TASK DIRECTIONS: Reproduce every record exactly as it appears, but not the pictures.

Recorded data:
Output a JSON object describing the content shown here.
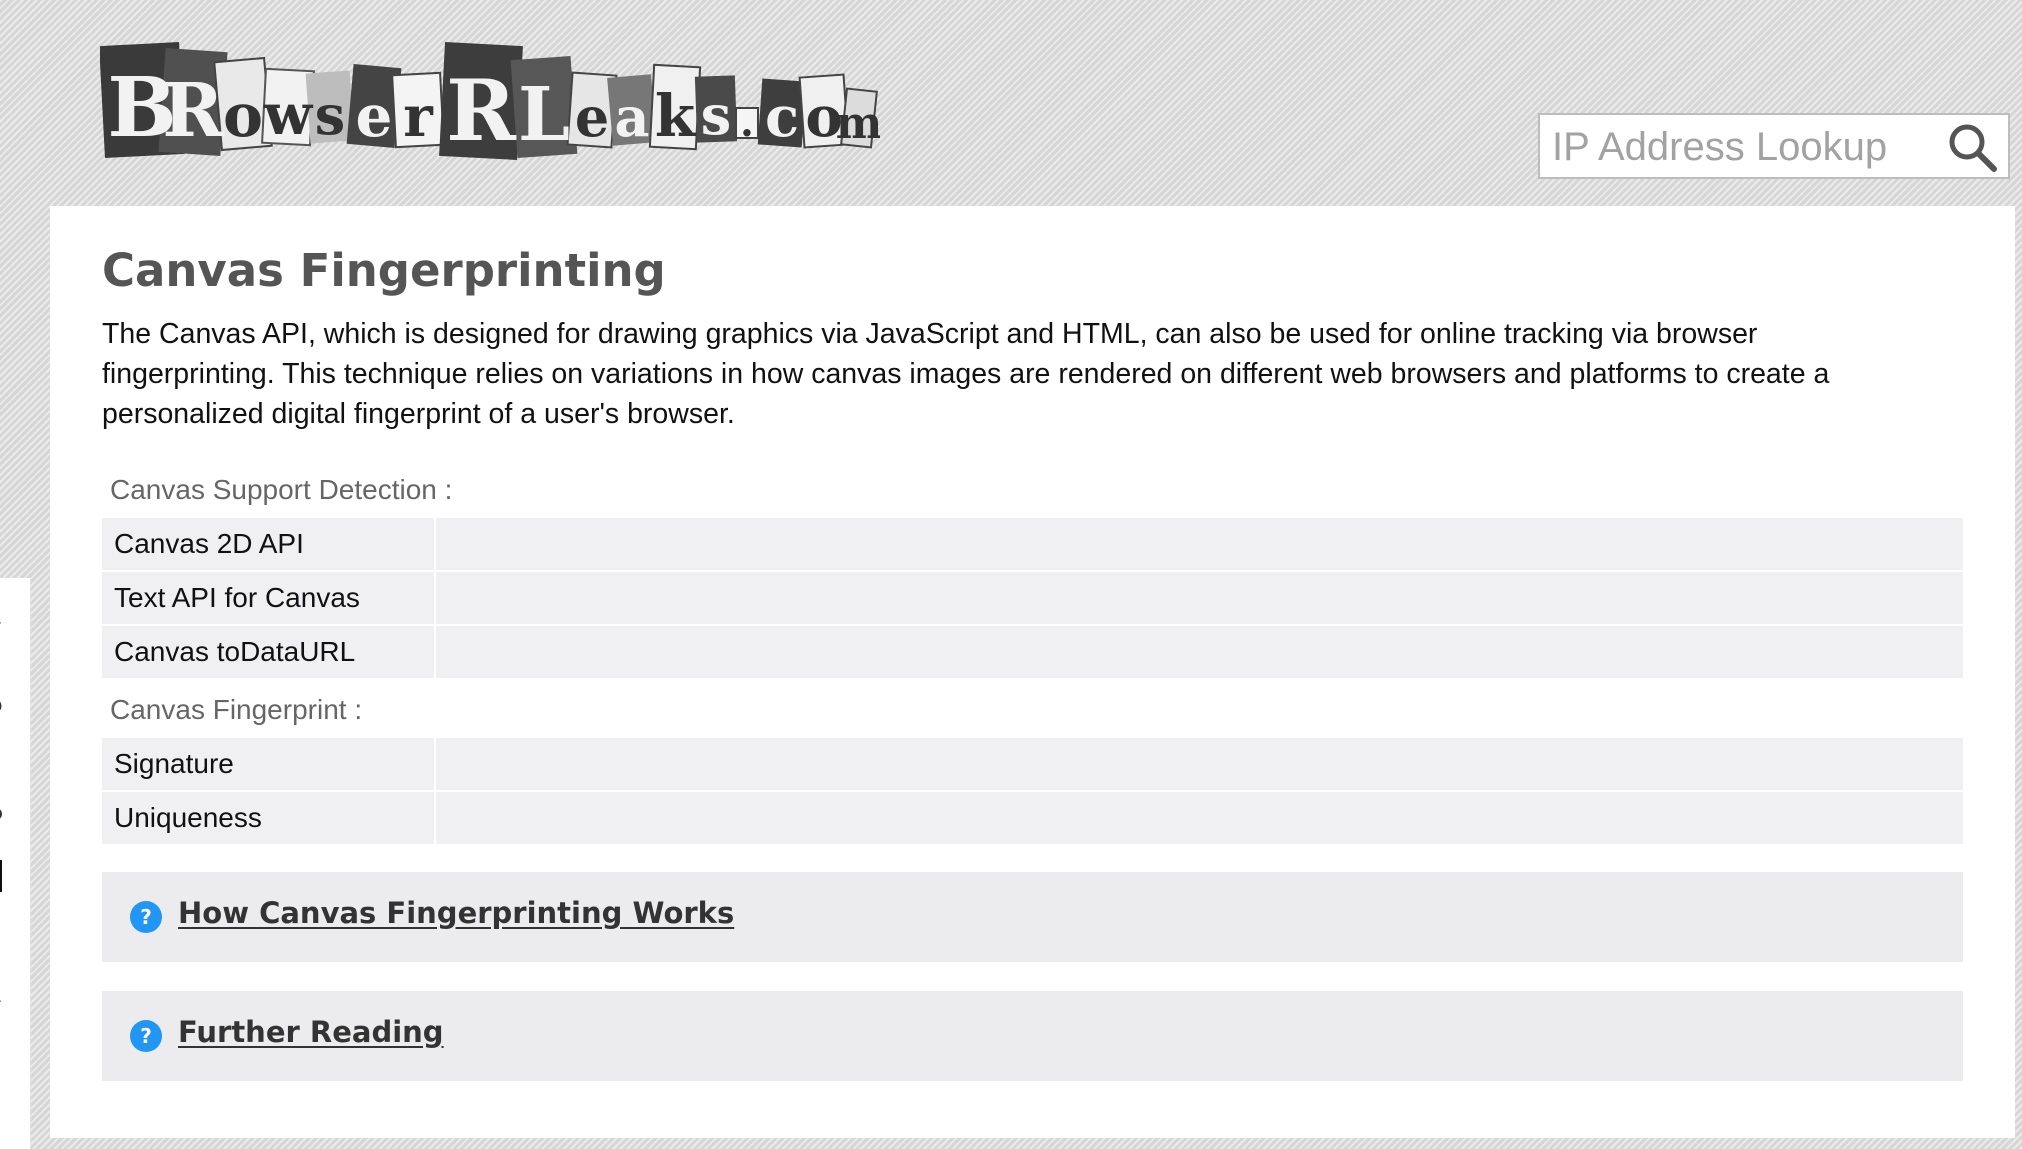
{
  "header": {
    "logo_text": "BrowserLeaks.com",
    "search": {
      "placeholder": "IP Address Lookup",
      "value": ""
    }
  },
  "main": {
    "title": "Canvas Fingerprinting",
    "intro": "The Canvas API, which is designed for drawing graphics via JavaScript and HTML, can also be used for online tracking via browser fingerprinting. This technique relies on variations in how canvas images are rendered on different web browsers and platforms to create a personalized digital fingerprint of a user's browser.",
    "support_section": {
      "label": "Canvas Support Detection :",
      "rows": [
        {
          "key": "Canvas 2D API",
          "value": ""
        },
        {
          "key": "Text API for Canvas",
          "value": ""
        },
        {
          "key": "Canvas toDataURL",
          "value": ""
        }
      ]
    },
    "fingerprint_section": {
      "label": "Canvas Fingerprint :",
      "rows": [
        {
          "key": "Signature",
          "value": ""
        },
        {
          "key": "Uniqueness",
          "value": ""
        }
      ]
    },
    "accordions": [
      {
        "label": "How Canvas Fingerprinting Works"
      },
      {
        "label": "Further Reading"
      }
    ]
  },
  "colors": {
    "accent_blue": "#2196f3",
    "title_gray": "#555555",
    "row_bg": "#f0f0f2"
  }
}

SOLUTION:
Output a JSON object describing the content shown here.
{
  "header": {
    "logo_text": "BrowserLeaks.com",
    "search": {
      "placeholder": "IP Address Lookup",
      "value": ""
    }
  },
  "main": {
    "title": "Canvas Fingerprinting",
    "intro": "The Canvas API, which is designed for drawing graphics via JavaScript and HTML, can also be used for online tracking via browser fingerprinting. This technique relies on variations in how canvas images are rendered on different web browsers and platforms to create a personalized digital fingerprint of a user's browser.",
    "support_section": {
      "label": "Canvas Support Detection :",
      "rows": [
        {
          "key": "Canvas 2D API",
          "value": ""
        },
        {
          "key": "Text API for Canvas",
          "value": ""
        },
        {
          "key": "Canvas toDataURL",
          "value": ""
        }
      ]
    },
    "fingerprint_section": {
      "label": "Canvas Fingerprint :",
      "rows": [
        {
          "key": "Signature",
          "value": ""
        },
        {
          "key": "Uniqueness",
          "value": ""
        }
      ]
    },
    "accordions": [
      {
        "label": "How Canvas Fingerprinting Works"
      },
      {
        "label": "Further Reading"
      }
    ]
  },
  "colors": {
    "accent_blue": "#2196f3",
    "title_gray": "#555555",
    "row_bg": "#f0f0f2"
  }
}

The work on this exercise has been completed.